** START **

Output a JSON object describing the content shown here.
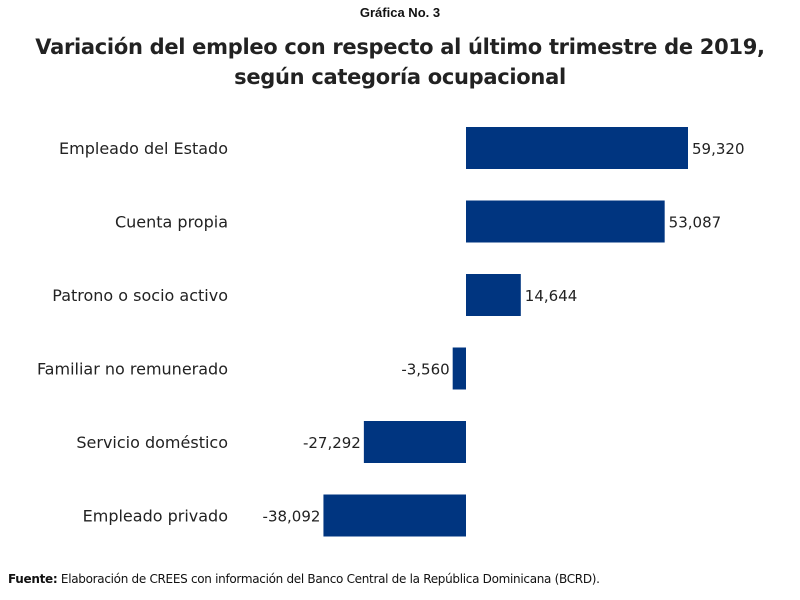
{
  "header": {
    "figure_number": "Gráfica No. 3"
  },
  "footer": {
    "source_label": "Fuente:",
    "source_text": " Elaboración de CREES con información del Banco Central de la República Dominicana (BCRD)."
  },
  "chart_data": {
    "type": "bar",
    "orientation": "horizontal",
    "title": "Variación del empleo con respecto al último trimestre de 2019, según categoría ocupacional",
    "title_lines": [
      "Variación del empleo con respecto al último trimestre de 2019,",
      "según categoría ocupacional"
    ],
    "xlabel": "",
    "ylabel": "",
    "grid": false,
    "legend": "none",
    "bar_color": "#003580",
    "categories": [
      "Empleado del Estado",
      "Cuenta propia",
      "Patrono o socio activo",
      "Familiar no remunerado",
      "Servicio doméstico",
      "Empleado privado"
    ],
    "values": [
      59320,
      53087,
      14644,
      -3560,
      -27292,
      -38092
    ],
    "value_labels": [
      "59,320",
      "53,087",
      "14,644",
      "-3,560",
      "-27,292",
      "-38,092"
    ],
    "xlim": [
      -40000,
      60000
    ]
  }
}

** END **

> [Given problem]
Each entry above should be reproduced exactly, with the pictures removed.

> [Reply to the exercise]
Output a JSON object describing the content shown here.
{
  "header": {
    "figure_number": "Gráfica No. 3"
  },
  "footer": {
    "source_label": "Fuente:",
    "source_text": " Elaboración de CREES con información del Banco Central de la República Dominicana (BCRD)."
  },
  "chart_data": {
    "type": "bar",
    "orientation": "horizontal",
    "title": "Variación del empleo con respecto al último trimestre de 2019, según categoría ocupacional",
    "title_lines": [
      "Variación del empleo con respecto al último trimestre de 2019,",
      "según categoría ocupacional"
    ],
    "xlabel": "",
    "ylabel": "",
    "grid": false,
    "legend": "none",
    "bar_color": "#003580",
    "categories": [
      "Empleado del Estado",
      "Cuenta propia",
      "Patrono o socio activo",
      "Familiar no remunerado",
      "Servicio doméstico",
      "Empleado privado"
    ],
    "values": [
      59320,
      53087,
      14644,
      -3560,
      -27292,
      -38092
    ],
    "value_labels": [
      "59,320",
      "53,087",
      "14,644",
      "-3,560",
      "-27,292",
      "-38,092"
    ],
    "xlim": [
      -40000,
      60000
    ]
  }
}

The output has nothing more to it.